[Extracted records]
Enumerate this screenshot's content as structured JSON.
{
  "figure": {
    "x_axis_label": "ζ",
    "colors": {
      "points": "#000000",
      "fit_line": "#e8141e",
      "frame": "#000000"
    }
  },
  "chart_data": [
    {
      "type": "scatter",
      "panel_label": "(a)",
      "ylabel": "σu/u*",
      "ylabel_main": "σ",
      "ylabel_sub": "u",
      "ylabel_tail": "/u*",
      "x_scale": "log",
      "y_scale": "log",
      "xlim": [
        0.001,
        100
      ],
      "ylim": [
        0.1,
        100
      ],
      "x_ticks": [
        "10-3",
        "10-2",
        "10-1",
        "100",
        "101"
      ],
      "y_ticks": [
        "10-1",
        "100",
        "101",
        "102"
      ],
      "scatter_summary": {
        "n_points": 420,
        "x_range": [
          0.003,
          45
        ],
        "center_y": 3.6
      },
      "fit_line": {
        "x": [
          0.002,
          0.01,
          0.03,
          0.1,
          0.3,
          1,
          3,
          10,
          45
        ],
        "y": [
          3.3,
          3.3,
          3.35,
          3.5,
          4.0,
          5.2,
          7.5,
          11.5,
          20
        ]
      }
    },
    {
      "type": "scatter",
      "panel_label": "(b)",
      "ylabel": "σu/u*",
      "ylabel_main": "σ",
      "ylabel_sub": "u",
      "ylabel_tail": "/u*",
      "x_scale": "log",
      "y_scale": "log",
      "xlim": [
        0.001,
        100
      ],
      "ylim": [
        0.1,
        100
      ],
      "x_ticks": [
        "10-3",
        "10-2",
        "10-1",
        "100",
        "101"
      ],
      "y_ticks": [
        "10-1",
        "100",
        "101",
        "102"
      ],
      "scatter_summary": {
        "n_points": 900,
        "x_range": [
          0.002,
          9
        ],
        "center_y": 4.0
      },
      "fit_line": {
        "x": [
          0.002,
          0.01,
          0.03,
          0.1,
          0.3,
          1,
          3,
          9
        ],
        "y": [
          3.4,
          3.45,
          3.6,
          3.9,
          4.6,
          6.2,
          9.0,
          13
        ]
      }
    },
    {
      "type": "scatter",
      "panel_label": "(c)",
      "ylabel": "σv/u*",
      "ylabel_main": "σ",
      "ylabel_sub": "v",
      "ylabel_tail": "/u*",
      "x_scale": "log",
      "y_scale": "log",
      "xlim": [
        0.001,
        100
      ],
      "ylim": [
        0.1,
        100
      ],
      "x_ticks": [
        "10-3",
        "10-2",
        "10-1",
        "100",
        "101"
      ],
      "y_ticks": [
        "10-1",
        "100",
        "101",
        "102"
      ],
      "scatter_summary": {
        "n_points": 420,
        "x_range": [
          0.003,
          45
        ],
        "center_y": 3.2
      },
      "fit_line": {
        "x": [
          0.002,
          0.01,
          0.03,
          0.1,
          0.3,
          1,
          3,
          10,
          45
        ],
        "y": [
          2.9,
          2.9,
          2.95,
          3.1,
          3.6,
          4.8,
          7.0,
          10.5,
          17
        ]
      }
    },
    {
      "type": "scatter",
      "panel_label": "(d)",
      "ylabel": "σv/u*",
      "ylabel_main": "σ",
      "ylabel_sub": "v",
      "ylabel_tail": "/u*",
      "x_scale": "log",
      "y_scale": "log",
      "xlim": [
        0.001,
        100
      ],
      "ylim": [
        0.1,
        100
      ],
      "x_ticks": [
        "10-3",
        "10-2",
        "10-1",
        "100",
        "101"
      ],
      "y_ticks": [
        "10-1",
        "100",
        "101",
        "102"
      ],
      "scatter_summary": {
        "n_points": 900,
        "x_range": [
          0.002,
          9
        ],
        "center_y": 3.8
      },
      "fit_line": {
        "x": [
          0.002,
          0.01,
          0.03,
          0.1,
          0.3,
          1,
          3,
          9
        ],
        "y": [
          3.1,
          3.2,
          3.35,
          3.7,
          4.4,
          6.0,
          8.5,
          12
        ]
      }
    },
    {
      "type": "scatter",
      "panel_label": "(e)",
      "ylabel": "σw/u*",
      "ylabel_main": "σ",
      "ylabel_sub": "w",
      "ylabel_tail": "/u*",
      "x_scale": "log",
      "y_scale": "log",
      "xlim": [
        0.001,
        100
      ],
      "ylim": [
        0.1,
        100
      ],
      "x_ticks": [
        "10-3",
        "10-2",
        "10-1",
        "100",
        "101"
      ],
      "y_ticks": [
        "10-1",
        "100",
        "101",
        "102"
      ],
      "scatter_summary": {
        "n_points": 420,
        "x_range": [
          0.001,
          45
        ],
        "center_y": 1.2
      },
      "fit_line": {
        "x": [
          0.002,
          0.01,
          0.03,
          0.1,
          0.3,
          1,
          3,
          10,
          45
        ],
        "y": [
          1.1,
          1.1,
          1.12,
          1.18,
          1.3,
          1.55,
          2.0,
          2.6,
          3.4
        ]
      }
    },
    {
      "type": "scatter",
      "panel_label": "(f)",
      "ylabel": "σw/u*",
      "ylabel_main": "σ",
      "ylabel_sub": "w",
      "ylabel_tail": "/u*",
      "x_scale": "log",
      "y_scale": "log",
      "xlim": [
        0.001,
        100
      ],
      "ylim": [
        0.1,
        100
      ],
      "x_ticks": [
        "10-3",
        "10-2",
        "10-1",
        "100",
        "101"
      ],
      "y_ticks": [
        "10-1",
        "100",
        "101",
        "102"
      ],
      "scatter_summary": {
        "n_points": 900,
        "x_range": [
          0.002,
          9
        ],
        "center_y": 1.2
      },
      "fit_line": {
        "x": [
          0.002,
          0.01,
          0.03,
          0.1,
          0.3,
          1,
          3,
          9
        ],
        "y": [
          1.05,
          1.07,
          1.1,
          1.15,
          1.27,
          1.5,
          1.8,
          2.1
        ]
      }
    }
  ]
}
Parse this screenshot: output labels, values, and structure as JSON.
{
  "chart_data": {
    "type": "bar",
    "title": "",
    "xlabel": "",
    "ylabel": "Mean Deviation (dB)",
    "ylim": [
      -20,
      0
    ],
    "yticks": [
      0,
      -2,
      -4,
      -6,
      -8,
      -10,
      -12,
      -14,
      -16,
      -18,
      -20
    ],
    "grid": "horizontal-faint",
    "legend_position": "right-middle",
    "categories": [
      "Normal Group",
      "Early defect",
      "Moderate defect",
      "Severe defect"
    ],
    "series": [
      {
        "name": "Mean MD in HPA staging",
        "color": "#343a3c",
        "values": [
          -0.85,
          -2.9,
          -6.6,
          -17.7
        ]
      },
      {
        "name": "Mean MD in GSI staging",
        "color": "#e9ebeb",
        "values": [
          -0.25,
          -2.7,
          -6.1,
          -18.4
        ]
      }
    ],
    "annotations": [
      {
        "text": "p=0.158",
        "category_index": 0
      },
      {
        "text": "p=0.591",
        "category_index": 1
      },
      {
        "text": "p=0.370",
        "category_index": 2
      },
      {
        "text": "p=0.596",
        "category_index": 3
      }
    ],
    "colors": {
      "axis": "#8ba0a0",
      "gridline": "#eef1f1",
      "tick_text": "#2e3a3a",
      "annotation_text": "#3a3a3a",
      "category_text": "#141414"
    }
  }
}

- What to do: Write the complete data out, exactly as above.

- Solution:
Enumerate this screenshot's content as structured JSON.
{
  "figure": {
    "x_axis_label": "ζ",
    "colors": {
      "points": "#000000",
      "fit_line": "#e8141e",
      "frame": "#000000"
    }
  },
  "chart_data": [
    {
      "type": "scatter",
      "panel_label": "(a)",
      "ylabel": "σu/u*",
      "ylabel_main": "σ",
      "ylabel_sub": "u",
      "ylabel_tail": "/u*",
      "x_scale": "log",
      "y_scale": "log",
      "xlim": [
        0.001,
        100
      ],
      "ylim": [
        0.1,
        100
      ],
      "x_ticks": [
        "10-3",
        "10-2",
        "10-1",
        "100",
        "101"
      ],
      "y_ticks": [
        "10-1",
        "100",
        "101",
        "102"
      ],
      "scatter_summary": {
        "n_points": 420,
        "x_range": [
          0.003,
          45
        ],
        "center_y": 3.6
      },
      "fit_line": {
        "x": [
          0.002,
          0.01,
          0.03,
          0.1,
          0.3,
          1,
          3,
          10,
          45
        ],
        "y": [
          3.3,
          3.3,
          3.35,
          3.5,
          4.0,
          5.2,
          7.5,
          11.5,
          20
        ]
      }
    },
    {
      "type": "scatter",
      "panel_label": "(b)",
      "ylabel": "σu/u*",
      "ylabel_main": "σ",
      "ylabel_sub": "u",
      "ylabel_tail": "/u*",
      "x_scale": "log",
      "y_scale": "log",
      "xlim": [
        0.001,
        100
      ],
      "ylim": [
        0.1,
        100
      ],
      "x_ticks": [
        "10-3",
        "10-2",
        "10-1",
        "100",
        "101"
      ],
      "y_ticks": [
        "10-1",
        "100",
        "101",
        "102"
      ],
      "scatter_summary": {
        "n_points": 900,
        "x_range": [
          0.002,
          9
        ],
        "center_y": 4.0
      },
      "fit_line": {
        "x": [
          0.002,
          0.01,
          0.03,
          0.1,
          0.3,
          1,
          3,
          9
        ],
        "y": [
          3.4,
          3.45,
          3.6,
          3.9,
          4.6,
          6.2,
          9.0,
          13
        ]
      }
    },
    {
      "type": "scatter",
      "panel_label": "(c)",
      "ylabel": "σv/u*",
      "ylabel_main": "σ",
      "ylabel_sub": "v",
      "ylabel_tail": "/u*",
      "x_scale": "log",
      "y_scale": "log",
      "xlim": [
        0.001,
        100
      ],
      "ylim": [
        0.1,
        100
      ],
      "x_ticks": [
        "10-3",
        "10-2",
        "10-1",
        "100",
        "101"
      ],
      "y_ticks": [
        "10-1",
        "100",
        "101",
        "102"
      ],
      "scatter_summary": {
        "n_points": 420,
        "x_range": [
          0.003,
          45
        ],
        "center_y": 3.2
      },
      "fit_line": {
        "x": [
          0.002,
          0.01,
          0.03,
          0.1,
          0.3,
          1,
          3,
          10,
          45
        ],
        "y": [
          2.9,
          2.9,
          2.95,
          3.1,
          3.6,
          4.8,
          7.0,
          10.5,
          17
        ]
      }
    },
    {
      "type": "scatter",
      "panel_label": "(d)",
      "ylabel": "σv/u*",
      "ylabel_main": "σ",
      "ylabel_sub": "v",
      "ylabel_tail": "/u*",
      "x_scale": "log",
      "y_scale": "log",
      "xlim": [
        0.001,
        100
      ],
      "ylim": [
        0.1,
        100
      ],
      "x_ticks": [
        "10-3",
        "10-2",
        "10-1",
        "100",
        "101"
      ],
      "y_ticks": [
        "10-1",
        "100",
        "101",
        "102"
      ],
      "scatter_summary": {
        "n_points": 900,
        "x_range": [
          0.002,
          9
        ],
        "center_y": 3.8
      },
      "fit_line": {
        "x": [
          0.002,
          0.01,
          0.03,
          0.1,
          0.3,
          1,
          3,
          9
        ],
        "y": [
          3.1,
          3.2,
          3.35,
          3.7,
          4.4,
          6.0,
          8.5,
          12
        ]
      }
    },
    {
      "type": "scatter",
      "panel_label": "(e)",
      "ylabel": "σw/u*",
      "ylabel_main": "σ",
      "ylabel_sub": "w",
      "ylabel_tail": "/u*",
      "x_scale": "log",
      "y_scale": "log",
      "xlim": [
        0.001,
        100
      ],
      "ylim": [
        0.1,
        100
      ],
      "x_ticks": [
        "10-3",
        "10-2",
        "10-1",
        "100",
        "101"
      ],
      "y_ticks": [
        "10-1",
        "100",
        "101",
        "102"
      ],
      "scatter_summary": {
        "n_points": 420,
        "x_range": [
          0.001,
          45
        ],
        "center_y": 1.2
      },
      "fit_line": {
        "x": [
          0.002,
          0.01,
          0.03,
          0.1,
          0.3,
          1,
          3,
          10,
          45
        ],
        "y": [
          1.1,
          1.1,
          1.12,
          1.18,
          1.3,
          1.55,
          2.0,
          2.6,
          3.4
        ]
      }
    },
    {
      "type": "scatter",
      "panel_label": "(f)",
      "ylabel": "σw/u*",
      "ylabel_main": "σ",
      "ylabel_sub": "w",
      "ylabel_tail": "/u*",
      "x_scale": "log",
      "y_scale": "log",
      "xlim": [
        0.001,
        100
      ],
      "ylim": [
        0.1,
        100
      ],
      "x_ticks": [
        "10-3",
        "10-2",
        "10-1",
        "100",
        "101"
      ],
      "y_ticks": [
        "10-1",
        "100",
        "101",
        "102"
      ],
      "scatter_summary": {
        "n_points": 900,
        "x_range": [
          0.002,
          9
        ],
        "center_y": 1.2
      },
      "fit_line": {
        "x": [
          0.002,
          0.01,
          0.03,
          0.1,
          0.3,
          1,
          3,
          9
        ],
        "y": [
          1.05,
          1.07,
          1.1,
          1.15,
          1.27,
          1.5,
          1.8,
          2.1
        ]
      }
    }
  ]
}
Parse this screenshot: output labels, values, and structure as JSON.
{
  "chart_data": {
    "type": "bar",
    "title": "",
    "xlabel": "",
    "ylabel": "Mean Deviation (dB)",
    "ylim": [
      -20,
      0
    ],
    "yticks": [
      0,
      -2,
      -4,
      -6,
      -8,
      -10,
      -12,
      -14,
      -16,
      -18,
      -20
    ],
    "grid": "horizontal-faint",
    "legend_position": "right-middle",
    "categories": [
      "Normal Group",
      "Early defect",
      "Moderate defect",
      "Severe defect"
    ],
    "series": [
      {
        "name": "Mean MD in HPA staging",
        "color": "#343a3c",
        "values": [
          -0.85,
          -2.9,
          -6.6,
          -17.7
        ]
      },
      {
        "name": "Mean MD in GSI staging",
        "color": "#e9ebeb",
        "values": [
          -0.25,
          -2.7,
          -6.1,
          -18.4
        ]
      }
    ],
    "annotations": [
      {
        "text": "p=0.158",
        "category_index": 0
      },
      {
        "text": "p=0.591",
        "category_index": 1
      },
      {
        "text": "p=0.370",
        "category_index": 2
      },
      {
        "text": "p=0.596",
        "category_index": 3
      }
    ],
    "colors": {
      "axis": "#8ba0a0",
      "gridline": "#eef1f1",
      "tick_text": "#2e3a3a",
      "annotation_text": "#3a3a3a",
      "category_text": "#141414"
    }
  }
}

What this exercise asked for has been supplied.